> PROBLEM STATEMENT
Quote all of the entries word for word.
━━ DATA TO USE ━━
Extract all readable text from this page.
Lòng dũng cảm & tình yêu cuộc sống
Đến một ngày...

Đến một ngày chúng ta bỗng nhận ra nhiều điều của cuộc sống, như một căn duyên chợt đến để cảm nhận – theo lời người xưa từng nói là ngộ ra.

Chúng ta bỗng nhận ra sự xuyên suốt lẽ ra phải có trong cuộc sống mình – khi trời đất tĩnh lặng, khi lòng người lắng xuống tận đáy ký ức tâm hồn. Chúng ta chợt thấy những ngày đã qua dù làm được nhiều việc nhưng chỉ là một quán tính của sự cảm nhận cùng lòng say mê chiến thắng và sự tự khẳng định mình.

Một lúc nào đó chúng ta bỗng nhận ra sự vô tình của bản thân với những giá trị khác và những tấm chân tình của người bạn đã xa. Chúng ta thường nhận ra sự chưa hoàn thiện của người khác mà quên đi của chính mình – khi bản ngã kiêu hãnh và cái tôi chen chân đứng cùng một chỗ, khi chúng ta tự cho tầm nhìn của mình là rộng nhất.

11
━━━
> RESPONSE TO THE EXERCISE
Extract all readable text from this page.
Lòng dũng cảm & tình yêu cuộc sống
Đến một ngày...

Đến một ngày chúng ta bỗng nhận ra nhiều điều của cuộc sống, như một căn duyên chợt đến để cảm nhận – theo lời người xưa từng nói là ngộ ra.

Chúng ta bỗng nhận ra sự xuyên suốt lẽ ra phải có trong cuộc sống mình – khi trời đất tĩnh lặng, khi lòng người lắng xuống tận đáy ký ức tâm hồn. Chúng ta chợt thấy những ngày đã qua dù làm được nhiều việc nhưng chỉ là một quán tính của sự cảm nhận cùng lòng say mê chiến thắng và sự tự khẳng định mình.

Một lúc nào đó chúng ta bỗng nhận ra sự vô tình của bản thân với những giá trị khác và những tấm chân tình của người bạn đã xa. Chúng ta thường nhận ra sự chưa hoàn thiện của người khác mà quên đi của chính mình – khi bản ngã kiêu hãnh và cái tôi chen chân đứng cùng một chỗ, khi chúng ta tự cho tầm nhìn của mình là rộng nhất.

11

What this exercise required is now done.